Copy each line of the data below with the word "графика".

### Data provided
· · · · · · ·

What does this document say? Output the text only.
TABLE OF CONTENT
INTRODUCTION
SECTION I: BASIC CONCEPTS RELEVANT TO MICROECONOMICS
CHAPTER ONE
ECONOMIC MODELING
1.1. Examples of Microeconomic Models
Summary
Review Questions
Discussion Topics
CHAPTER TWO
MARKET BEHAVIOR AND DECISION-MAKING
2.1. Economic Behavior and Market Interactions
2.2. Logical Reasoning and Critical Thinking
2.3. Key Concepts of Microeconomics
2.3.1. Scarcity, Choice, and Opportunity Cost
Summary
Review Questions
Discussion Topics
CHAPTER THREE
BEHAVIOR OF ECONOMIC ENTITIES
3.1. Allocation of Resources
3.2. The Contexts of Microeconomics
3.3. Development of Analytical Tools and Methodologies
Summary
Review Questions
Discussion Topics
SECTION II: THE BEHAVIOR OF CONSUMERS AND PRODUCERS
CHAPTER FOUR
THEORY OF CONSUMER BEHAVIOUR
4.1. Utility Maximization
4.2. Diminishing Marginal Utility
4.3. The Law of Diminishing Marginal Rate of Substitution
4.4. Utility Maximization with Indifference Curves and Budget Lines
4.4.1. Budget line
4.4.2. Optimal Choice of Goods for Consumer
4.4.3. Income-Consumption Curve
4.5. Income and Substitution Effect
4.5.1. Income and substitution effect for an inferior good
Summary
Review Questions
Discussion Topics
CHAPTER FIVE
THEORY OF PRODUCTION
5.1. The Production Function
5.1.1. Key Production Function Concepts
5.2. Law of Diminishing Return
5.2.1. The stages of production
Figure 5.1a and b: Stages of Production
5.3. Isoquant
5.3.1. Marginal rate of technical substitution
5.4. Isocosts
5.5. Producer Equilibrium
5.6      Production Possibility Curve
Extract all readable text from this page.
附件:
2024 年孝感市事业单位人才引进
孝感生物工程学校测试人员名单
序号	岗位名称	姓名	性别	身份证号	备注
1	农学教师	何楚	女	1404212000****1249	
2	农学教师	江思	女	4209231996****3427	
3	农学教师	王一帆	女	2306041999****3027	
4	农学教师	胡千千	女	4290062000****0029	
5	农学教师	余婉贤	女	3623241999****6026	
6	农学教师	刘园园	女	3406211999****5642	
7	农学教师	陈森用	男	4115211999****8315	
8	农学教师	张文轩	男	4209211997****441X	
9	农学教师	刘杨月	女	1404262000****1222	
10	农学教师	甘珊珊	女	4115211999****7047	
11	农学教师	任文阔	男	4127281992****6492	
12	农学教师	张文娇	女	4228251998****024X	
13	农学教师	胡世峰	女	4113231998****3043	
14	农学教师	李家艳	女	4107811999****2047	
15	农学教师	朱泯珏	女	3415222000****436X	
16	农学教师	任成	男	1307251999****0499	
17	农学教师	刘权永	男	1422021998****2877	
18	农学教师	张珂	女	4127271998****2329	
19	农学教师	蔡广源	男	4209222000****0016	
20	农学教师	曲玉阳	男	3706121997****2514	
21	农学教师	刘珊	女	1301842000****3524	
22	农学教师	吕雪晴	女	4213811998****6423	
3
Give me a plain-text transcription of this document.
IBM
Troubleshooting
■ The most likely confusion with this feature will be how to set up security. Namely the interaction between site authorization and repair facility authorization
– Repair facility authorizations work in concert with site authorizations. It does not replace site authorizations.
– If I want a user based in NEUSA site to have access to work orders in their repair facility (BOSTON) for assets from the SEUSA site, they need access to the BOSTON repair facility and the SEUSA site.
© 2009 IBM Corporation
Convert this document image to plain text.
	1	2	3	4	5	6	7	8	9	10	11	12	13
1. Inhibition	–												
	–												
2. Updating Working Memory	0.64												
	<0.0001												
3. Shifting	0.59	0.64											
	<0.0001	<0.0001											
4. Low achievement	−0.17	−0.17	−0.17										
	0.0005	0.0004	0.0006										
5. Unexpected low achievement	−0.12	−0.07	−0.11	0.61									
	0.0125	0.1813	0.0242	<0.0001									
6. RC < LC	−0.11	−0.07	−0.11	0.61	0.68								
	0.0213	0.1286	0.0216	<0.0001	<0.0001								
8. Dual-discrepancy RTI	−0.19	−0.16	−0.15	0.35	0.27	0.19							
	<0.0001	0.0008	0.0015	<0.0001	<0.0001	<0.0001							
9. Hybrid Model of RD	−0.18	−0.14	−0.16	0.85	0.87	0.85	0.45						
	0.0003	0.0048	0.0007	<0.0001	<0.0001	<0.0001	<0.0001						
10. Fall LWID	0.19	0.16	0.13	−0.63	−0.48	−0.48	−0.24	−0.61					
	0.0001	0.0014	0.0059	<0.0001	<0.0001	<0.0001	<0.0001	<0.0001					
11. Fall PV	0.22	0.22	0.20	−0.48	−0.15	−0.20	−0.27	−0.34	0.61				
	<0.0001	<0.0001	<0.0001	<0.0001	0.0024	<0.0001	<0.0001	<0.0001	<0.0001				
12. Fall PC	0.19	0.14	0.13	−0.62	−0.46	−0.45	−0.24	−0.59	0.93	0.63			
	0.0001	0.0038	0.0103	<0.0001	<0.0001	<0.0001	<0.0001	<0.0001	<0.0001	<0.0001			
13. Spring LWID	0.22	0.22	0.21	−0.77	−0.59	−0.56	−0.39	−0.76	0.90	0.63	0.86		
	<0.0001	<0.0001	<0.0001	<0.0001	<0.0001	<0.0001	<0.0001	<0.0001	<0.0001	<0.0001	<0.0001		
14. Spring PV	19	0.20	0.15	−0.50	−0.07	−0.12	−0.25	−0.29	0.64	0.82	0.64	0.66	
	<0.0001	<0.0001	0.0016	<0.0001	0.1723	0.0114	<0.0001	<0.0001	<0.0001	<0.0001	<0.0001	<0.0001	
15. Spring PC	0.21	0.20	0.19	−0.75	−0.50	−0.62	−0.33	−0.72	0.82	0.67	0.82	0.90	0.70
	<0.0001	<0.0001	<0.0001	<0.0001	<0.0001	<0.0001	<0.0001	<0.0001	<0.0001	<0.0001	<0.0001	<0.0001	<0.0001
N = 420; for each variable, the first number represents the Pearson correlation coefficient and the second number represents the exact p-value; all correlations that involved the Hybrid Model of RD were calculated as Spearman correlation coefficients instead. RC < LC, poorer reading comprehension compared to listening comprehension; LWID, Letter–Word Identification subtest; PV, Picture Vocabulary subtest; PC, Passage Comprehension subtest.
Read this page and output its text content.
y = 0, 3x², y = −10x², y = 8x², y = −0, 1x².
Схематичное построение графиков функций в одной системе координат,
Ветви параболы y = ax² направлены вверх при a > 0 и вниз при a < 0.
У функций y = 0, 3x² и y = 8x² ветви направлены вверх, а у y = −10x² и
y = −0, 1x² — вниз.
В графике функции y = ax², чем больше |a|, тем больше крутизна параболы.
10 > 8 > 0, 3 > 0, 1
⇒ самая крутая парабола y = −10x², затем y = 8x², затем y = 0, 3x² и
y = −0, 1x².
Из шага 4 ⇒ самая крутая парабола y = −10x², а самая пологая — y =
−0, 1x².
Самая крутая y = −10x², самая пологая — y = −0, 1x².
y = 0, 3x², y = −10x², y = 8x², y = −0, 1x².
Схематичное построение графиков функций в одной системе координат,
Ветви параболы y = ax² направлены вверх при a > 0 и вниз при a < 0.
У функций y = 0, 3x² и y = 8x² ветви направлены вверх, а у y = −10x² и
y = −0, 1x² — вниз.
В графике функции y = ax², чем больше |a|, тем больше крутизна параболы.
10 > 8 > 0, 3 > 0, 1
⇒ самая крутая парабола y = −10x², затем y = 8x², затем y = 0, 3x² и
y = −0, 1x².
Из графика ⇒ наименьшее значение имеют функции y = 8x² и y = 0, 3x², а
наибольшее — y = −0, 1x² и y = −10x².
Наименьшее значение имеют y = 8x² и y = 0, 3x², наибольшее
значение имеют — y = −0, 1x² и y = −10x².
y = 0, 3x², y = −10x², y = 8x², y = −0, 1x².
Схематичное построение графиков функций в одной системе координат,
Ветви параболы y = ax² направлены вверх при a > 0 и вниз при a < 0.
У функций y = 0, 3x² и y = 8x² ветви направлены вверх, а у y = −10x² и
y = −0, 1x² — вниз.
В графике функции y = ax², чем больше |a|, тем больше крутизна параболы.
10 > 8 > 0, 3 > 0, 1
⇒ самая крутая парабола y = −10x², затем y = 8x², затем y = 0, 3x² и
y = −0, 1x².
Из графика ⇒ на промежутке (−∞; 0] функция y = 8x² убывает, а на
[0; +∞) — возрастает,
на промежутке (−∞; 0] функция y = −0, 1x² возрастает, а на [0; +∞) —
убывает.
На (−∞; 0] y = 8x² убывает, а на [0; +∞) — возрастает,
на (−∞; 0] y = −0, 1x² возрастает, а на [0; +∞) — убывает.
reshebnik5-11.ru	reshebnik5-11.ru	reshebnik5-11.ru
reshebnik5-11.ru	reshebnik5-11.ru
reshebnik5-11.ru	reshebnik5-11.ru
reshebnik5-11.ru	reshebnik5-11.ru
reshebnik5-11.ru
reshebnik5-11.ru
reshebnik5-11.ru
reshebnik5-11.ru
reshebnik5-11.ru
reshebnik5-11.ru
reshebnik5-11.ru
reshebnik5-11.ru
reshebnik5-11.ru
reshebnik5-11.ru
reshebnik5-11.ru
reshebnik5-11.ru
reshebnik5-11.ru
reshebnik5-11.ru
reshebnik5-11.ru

· · · · · · ·

### Exercise output
Из графика ⇒ наименьшее значение имеют функции y = 8x² и y = 0, 3x², а
Из графика ⇒ на промежутке (−∞; 0] функция y = 8x² убывает, а на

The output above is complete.